* **Given problem**
Give the data again exactly as written, skipping any pictures.

>> start Exercise material

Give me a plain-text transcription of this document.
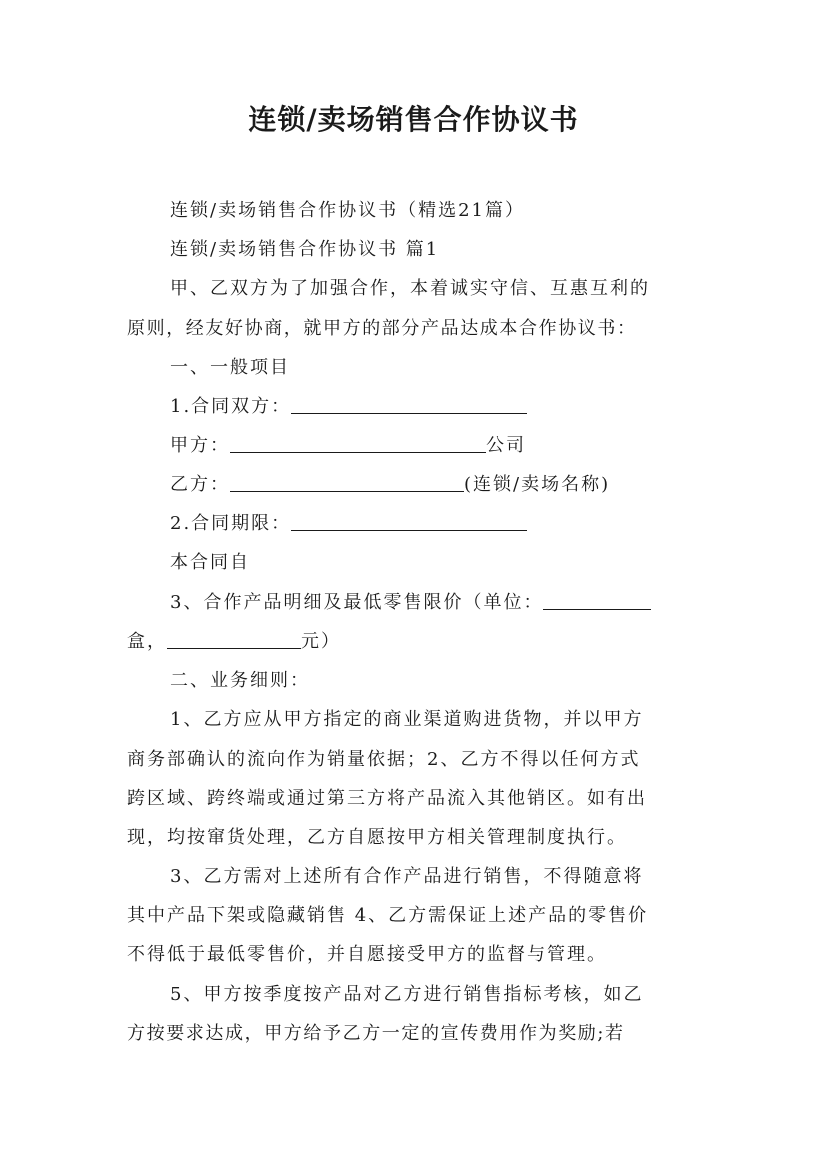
连锁/卖场销售合作协议书
连锁/卖场销售合作协议书（精选21篇）
连锁/卖场销售合作协议书 篇1
甲、乙双方为了加强合作，本着诚实守信、互惠互利的
原则，经友好协商，就甲方的部分产品达成本合作协议书：
一、一般项目
1.合同双方：
甲方：	公司
乙方：	(连锁/卖场名称)
2.合同期限：
本合同自
3、合作产品明细及最低零售限价（单位：
盒，	元）
二、业务细则：
1、乙方应从甲方指定的商业渠道购进货物，并以甲方
商务部确认的流向作为销量依据；2、乙方不得以任何方式
跨区域、跨终端或通过第三方将产品流入其他销区。如有出
现，均按窜货处理，乙方自愿按甲方相关管理制度执行。
3、乙方需对上述所有合作产品进行销售，不得随意将
其中产品下架或隐藏销售 4、乙方需保证上述产品的零售价
不得低于最低零售价，并自愿接受甲方的监督与管理。
5、甲方按季度按产品对乙方进行销售指标考核，如乙
方按要求达成，甲方给予乙方一定的宣传费用作为奖励;若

>> end Exercise material

* **Solution to the problem**
Give me a plain-text transcription of this document.
连锁/卖场销售合作协议书
连锁/卖场销售合作协议书（精选21篇）
连锁/卖场销售合作协议书 篇1
甲、乙双方为了加强合作，本着诚实守信、互惠互利的
原则，经友好协商，就甲方的部分产品达成本合作协议书：
一、一般项目
1.合同双方：
甲方：	公司
乙方：	(连锁/卖场名称)
2.合同期限：
本合同自
3、合作产品明细及最低零售限价（单位：
盒，	元）
二、业务细则：
1、乙方应从甲方指定的商业渠道购进货物，并以甲方
商务部确认的流向作为销量依据；2、乙方不得以任何方式
跨区域、跨终端或通过第三方将产品流入其他销区。如有出
现，均按窜货处理，乙方自愿按甲方相关管理制度执行。
3、乙方需对上述所有合作产品进行销售，不得随意将
其中产品下架或隐藏销售 4、乙方需保证上述产品的零售价
不得低于最低零售价，并自愿接受甲方的监督与管理。
5、甲方按季度按产品对乙方进行销售指标考核，如乙
方按要求达成，甲方给予乙方一定的宣传费用作为奖励;若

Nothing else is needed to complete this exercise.